Give the number of lines in the data that hold the string "Exports". Nothing else is needed.

* BEGIN *

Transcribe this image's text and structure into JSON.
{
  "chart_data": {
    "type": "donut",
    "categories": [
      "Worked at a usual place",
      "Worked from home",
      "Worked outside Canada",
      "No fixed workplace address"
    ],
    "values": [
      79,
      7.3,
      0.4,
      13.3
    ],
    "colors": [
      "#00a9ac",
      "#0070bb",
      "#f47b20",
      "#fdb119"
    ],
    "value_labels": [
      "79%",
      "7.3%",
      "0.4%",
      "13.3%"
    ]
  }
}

* END *
* BEGIN *

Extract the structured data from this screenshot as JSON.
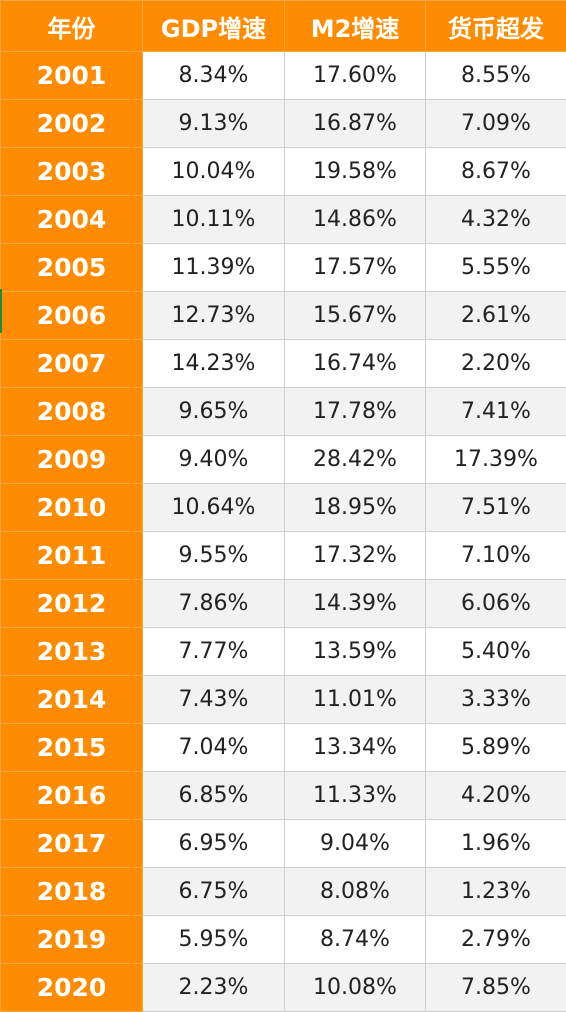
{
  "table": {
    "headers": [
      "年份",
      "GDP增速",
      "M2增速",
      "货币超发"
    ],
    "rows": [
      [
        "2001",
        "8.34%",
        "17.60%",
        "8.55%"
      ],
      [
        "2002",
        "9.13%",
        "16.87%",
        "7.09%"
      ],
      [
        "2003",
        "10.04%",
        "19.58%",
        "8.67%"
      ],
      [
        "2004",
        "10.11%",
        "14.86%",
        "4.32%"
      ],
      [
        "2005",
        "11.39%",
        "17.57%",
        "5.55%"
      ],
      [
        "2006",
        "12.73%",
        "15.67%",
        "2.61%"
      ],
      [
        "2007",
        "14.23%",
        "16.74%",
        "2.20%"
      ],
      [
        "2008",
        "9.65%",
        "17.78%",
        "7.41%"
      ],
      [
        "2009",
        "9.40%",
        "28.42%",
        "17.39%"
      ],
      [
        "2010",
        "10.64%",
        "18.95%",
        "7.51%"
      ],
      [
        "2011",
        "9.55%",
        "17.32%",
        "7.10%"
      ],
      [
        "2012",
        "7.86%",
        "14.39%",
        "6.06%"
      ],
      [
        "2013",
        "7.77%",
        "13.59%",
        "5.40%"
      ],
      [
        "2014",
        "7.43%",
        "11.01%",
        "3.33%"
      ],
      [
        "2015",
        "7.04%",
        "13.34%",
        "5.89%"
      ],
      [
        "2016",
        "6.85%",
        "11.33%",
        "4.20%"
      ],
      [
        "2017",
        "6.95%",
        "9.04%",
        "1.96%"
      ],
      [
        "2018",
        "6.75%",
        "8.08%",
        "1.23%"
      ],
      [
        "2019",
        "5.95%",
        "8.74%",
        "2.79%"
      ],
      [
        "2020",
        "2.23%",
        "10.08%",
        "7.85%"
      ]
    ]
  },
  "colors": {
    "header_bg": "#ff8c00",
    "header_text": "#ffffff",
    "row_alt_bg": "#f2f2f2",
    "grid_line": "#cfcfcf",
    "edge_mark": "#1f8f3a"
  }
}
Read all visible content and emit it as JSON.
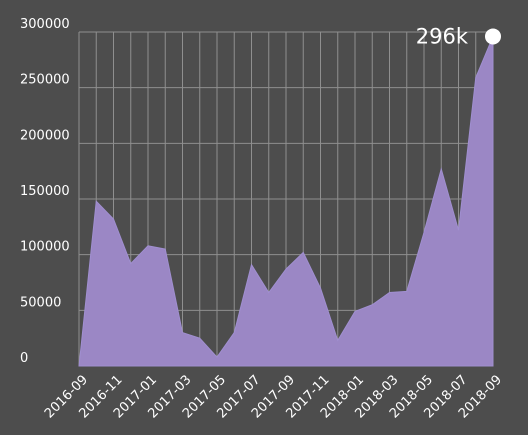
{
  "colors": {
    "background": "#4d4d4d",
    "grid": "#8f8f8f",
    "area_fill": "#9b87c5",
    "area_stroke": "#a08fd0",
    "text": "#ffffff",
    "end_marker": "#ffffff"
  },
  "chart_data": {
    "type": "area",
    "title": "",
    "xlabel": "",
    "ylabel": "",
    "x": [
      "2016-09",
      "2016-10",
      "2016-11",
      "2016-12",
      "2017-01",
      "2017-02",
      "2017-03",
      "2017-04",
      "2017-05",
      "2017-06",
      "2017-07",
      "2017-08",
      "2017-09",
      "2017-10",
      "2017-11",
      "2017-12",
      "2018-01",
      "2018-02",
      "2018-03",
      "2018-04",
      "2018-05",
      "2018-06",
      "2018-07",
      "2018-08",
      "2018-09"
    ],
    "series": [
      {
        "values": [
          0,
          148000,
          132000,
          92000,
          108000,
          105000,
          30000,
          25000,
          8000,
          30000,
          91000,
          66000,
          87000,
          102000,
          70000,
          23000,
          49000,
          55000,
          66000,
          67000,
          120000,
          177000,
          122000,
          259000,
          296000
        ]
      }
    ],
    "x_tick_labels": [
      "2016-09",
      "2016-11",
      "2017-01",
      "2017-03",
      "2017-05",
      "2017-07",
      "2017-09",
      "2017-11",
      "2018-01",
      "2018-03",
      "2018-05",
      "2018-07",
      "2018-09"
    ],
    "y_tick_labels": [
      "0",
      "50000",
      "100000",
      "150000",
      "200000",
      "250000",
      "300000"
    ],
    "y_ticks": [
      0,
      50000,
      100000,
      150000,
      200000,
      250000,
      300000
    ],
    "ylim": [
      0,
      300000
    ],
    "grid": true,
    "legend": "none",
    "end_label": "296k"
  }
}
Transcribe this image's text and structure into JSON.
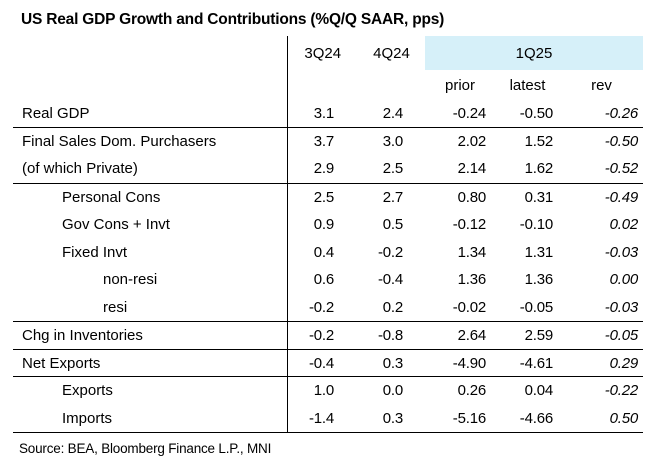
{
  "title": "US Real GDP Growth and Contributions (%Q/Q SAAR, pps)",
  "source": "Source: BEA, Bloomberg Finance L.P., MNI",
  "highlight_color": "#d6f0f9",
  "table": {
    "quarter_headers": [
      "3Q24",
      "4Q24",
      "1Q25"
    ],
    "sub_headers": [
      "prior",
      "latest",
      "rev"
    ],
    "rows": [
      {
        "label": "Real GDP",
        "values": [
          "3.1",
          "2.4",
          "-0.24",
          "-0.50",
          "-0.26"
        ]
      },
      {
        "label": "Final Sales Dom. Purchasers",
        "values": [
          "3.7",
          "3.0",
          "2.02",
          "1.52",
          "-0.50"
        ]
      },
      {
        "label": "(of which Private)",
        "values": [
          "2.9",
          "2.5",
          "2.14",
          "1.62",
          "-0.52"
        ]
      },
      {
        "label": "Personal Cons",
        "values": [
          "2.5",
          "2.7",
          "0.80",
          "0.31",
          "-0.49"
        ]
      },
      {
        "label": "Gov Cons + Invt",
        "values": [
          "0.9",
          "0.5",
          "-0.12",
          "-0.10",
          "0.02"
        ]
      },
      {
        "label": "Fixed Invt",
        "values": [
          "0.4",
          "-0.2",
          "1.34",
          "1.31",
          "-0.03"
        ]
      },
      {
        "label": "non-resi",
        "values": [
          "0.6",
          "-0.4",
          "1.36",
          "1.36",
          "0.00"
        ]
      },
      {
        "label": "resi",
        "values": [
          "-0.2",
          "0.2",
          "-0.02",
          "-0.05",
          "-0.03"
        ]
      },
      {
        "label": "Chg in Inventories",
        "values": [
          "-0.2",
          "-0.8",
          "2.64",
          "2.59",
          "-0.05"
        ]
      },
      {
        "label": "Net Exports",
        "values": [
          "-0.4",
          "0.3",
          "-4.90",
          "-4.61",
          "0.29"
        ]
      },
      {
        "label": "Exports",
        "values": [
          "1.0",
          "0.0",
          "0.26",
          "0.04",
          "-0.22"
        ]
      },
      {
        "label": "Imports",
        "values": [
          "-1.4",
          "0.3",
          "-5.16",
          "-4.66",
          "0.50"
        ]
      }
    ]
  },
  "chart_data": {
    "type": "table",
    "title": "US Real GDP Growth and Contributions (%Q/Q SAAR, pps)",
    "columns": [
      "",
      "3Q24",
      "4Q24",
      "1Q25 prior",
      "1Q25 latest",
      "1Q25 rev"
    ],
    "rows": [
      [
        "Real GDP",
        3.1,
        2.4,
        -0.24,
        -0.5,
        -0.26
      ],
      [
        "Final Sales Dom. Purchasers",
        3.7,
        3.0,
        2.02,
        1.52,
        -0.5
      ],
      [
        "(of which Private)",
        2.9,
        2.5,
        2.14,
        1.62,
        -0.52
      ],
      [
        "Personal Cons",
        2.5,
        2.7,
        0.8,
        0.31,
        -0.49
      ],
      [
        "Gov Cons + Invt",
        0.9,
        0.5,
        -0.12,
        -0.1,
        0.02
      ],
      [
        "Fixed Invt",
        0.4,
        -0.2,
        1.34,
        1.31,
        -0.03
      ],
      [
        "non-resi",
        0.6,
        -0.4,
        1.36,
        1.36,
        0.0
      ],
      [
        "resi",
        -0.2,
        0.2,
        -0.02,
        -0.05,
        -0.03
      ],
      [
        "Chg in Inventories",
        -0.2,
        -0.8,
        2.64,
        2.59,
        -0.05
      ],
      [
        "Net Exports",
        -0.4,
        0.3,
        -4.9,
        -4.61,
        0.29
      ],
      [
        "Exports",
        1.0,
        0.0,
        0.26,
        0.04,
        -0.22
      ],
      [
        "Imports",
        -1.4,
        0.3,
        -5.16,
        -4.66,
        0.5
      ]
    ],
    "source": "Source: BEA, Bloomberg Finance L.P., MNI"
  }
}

* END *

:: Answer to this exercise ::
4